[Extracted data entries]
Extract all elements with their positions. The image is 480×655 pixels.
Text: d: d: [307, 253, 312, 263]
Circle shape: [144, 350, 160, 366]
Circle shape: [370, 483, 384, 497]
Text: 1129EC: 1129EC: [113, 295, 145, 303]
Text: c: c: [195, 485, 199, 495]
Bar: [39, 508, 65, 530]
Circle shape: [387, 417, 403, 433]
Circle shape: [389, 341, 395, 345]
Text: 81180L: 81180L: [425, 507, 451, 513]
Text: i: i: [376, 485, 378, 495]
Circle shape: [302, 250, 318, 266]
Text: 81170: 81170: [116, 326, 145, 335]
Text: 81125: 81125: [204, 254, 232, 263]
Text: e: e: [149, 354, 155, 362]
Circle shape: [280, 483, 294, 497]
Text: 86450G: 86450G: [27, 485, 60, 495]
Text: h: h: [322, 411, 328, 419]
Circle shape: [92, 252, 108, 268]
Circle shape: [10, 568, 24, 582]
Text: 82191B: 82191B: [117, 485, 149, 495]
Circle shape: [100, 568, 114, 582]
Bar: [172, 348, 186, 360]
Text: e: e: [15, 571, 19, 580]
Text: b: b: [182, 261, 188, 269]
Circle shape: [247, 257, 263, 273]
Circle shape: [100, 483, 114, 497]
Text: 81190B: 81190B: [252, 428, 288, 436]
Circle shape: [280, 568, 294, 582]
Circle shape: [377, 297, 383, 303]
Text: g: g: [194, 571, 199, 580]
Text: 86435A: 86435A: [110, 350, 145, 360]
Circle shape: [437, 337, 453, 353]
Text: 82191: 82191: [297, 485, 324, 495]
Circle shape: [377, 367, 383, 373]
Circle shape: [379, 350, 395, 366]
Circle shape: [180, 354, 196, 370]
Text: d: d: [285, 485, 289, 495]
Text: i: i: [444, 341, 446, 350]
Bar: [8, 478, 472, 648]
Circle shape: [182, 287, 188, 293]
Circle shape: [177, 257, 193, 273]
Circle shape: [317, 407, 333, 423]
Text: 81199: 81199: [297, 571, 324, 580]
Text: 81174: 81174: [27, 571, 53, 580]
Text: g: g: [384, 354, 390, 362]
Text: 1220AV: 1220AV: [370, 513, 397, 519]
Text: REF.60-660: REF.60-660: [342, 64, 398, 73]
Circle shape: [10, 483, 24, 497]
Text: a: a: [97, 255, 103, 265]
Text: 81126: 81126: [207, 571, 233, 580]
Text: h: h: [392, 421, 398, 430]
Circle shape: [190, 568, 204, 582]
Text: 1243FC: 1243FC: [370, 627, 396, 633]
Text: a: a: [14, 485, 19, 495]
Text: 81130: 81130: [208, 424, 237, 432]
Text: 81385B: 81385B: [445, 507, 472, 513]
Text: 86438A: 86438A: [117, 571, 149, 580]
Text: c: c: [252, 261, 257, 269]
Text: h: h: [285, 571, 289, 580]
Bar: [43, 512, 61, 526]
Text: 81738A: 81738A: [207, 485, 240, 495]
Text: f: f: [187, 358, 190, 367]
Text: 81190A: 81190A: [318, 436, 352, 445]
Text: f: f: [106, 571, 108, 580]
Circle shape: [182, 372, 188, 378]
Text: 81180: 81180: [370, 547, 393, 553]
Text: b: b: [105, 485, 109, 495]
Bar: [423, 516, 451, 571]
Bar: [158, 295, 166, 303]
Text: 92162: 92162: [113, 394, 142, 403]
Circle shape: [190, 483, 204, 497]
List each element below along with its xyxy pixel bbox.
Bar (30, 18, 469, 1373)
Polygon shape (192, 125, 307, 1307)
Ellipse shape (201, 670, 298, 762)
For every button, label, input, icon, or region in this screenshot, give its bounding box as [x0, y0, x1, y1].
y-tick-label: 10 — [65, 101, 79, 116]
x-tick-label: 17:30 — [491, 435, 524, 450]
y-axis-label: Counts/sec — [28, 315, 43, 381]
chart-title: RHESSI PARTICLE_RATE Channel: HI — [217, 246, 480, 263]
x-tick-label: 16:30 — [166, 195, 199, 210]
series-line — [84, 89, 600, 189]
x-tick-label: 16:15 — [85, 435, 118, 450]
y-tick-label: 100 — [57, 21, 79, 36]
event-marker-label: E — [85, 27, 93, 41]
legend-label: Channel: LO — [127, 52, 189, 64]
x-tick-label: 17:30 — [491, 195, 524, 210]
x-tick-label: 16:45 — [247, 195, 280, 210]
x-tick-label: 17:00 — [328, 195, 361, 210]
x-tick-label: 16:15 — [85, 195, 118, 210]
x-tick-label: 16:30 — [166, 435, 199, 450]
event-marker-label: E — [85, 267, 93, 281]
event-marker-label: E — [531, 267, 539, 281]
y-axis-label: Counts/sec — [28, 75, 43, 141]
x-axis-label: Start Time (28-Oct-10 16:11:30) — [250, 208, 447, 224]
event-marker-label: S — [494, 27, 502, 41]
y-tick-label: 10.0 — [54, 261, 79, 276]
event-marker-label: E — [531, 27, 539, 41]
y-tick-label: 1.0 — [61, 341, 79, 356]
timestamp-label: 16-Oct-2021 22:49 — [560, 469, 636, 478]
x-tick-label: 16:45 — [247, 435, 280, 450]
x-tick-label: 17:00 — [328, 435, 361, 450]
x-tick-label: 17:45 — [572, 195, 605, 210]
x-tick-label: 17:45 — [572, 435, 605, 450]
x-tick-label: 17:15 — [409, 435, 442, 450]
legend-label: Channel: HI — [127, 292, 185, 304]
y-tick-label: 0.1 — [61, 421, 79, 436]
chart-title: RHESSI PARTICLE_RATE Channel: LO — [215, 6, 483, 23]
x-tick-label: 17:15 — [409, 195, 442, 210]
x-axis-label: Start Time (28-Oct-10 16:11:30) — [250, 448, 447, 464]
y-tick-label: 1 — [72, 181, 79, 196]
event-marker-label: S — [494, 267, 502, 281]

**Exercise prompt**
Return every one of these rows word for word, without changing anything.

**Task solution**
Extract all elements with their positions. The image is 480×655 pixels.
Text: d: d: [307, 253, 312, 263]
Circle shape: [144, 350, 160, 366]
Circle shape: [370, 483, 384, 497]
Text: 1129EC: 1129EC: [113, 295, 145, 303]
Text: c: c: [195, 485, 199, 495]
Bar: [39, 508, 65, 530]
Circle shape: [387, 417, 403, 433]
Circle shape: [389, 341, 395, 345]
Text: 81180L: 81180L: [425, 507, 451, 513]
Text: i: i: [376, 485, 378, 495]
Circle shape: [302, 250, 318, 266]
Text: 81170: 81170: [116, 326, 145, 335]
Text: 81125: 81125: [204, 254, 232, 263]
Text: e: e: [149, 354, 155, 362]
Circle shape: [280, 483, 294, 497]
Text: 86450G: 86450G: [27, 485, 60, 495]
Text: h: h: [322, 411, 328, 419]
Circle shape: [92, 252, 108, 268]
Circle shape: [10, 568, 24, 582]
Text: 82191B: 82191B: [117, 485, 149, 495]
Circle shape: [100, 568, 114, 582]
Bar: [172, 348, 186, 360]
Text: e: e: [15, 571, 19, 580]
Text: b: b: [182, 261, 188, 269]
Circle shape: [247, 257, 263, 273]
Circle shape: [100, 483, 114, 497]
Text: 81190B: 81190B: [252, 428, 288, 436]
Circle shape: [280, 568, 294, 582]
Circle shape: [377, 297, 383, 303]
Text: g: g: [194, 571, 199, 580]
Text: 86435A: 86435A: [110, 350, 145, 360]
Circle shape: [437, 337, 453, 353]
Text: 82191: 82191: [297, 485, 324, 495]
Circle shape: [377, 367, 383, 373]
Circle shape: [379, 350, 395, 366]
Circle shape: [180, 354, 196, 370]
Text: d: d: [285, 485, 289, 495]
Text: i: i: [444, 341, 446, 350]
Bar: [8, 478, 472, 648]
Circle shape: [182, 287, 188, 293]
Circle shape: [177, 257, 193, 273]
Circle shape: [317, 407, 333, 423]
Text: 81199: 81199: [297, 571, 324, 580]
Text: 81174: 81174: [27, 571, 53, 580]
Text: g: g: [384, 354, 390, 362]
Text: 1220AV: 1220AV: [370, 513, 397, 519]
Text: REF.60-660: REF.60-660: [342, 64, 398, 73]
Circle shape: [10, 483, 24, 497]
Text: a: a: [97, 255, 103, 265]
Text: 81126: 81126: [207, 571, 233, 580]
Text: h: h: [392, 421, 398, 430]
Circle shape: [190, 568, 204, 582]
Text: 1243FC: 1243FC: [370, 627, 396, 633]
Text: a: a: [14, 485, 19, 495]
Text: 81130: 81130: [208, 424, 237, 432]
Text: 81385B: 81385B: [445, 507, 472, 513]
Text: 86438A: 86438A: [117, 571, 149, 580]
Text: c: c: [252, 261, 257, 269]
Text: h: h: [285, 571, 289, 580]
Bar: [43, 512, 61, 526]
Text: 81738A: 81738A: [207, 485, 240, 495]
Text: f: f: [187, 358, 190, 367]
Text: 81190A: 81190A: [318, 436, 352, 445]
Text: f: f: [106, 571, 108, 580]
Circle shape: [182, 372, 188, 378]
Text: 81180: 81180: [370, 547, 393, 553]
Text: b: b: [105, 485, 109, 495]
Bar: [423, 516, 451, 571]
Bar: [158, 295, 166, 303]
Text: 92162: 92162: [113, 394, 142, 403]
Circle shape: [190, 483, 204, 497]
List each element below along with its xyxy pixel bbox.
Bar (30, 18, 469, 1373)
Polygon shape (192, 125, 307, 1307)
Ellipse shape (201, 670, 298, 762)
For every button, label, input, icon, or region in this screenshot, give its bounding box as [x0, y0, x1, y1].
y-tick-label: 10 — [65, 101, 79, 116]
x-tick-label: 17:30 — [491, 435, 524, 450]
y-axis-label: Counts/sec — [28, 315, 43, 381]
chart-title: RHESSI PARTICLE_RATE Channel: HI — [217, 246, 480, 263]
x-tick-label: 16:30 — [166, 195, 199, 210]
series-line — [84, 89, 600, 189]
x-tick-label: 16:15 — [85, 435, 118, 450]
y-tick-label: 100 — [57, 21, 79, 36]
event-marker-label: E — [85, 27, 93, 41]
legend-label: Channel: LO — [127, 52, 189, 64]
x-tick-label: 17:30 — [491, 195, 524, 210]
x-tick-label: 16:45 — [247, 195, 280, 210]
x-tick-label: 17:00 — [328, 195, 361, 210]
x-tick-label: 16:15 — [85, 195, 118, 210]
x-tick-label: 16:30 — [166, 435, 199, 450]
event-marker-label: E — [85, 267, 93, 281]
event-marker-label: E — [531, 267, 539, 281]
y-axis-label: Counts/sec — [28, 75, 43, 141]
x-axis-label: Start Time (28-Oct-10 16:11:30) — [250, 208, 447, 224]
event-marker-label: S — [494, 27, 502, 41]
y-tick-label: 10.0 — [54, 261, 79, 276]
event-marker-label: E — [531, 27, 539, 41]
y-tick-label: 1.0 — [61, 341, 79, 356]
timestamp-label: 16-Oct-2021 22:49 — [560, 469, 636, 478]
x-tick-label: 16:45 — [247, 435, 280, 450]
x-tick-label: 17:00 — [328, 435, 361, 450]
x-tick-label: 17:45 — [572, 195, 605, 210]
x-tick-label: 17:45 — [572, 435, 605, 450]
x-tick-label: 17:15 — [409, 435, 442, 450]
legend-label: Channel: HI — [127, 292, 185, 304]
y-tick-label: 0.1 — [61, 421, 79, 436]
chart-title: RHESSI PARTICLE_RATE Channel: LO — [215, 6, 483, 23]
x-tick-label: 17:15 — [409, 195, 442, 210]
x-axis-label: Start Time (28-Oct-10 16:11:30) — [250, 448, 447, 464]
y-tick-label: 1 — [72, 181, 79, 196]
event-marker-label: S — [494, 267, 502, 281]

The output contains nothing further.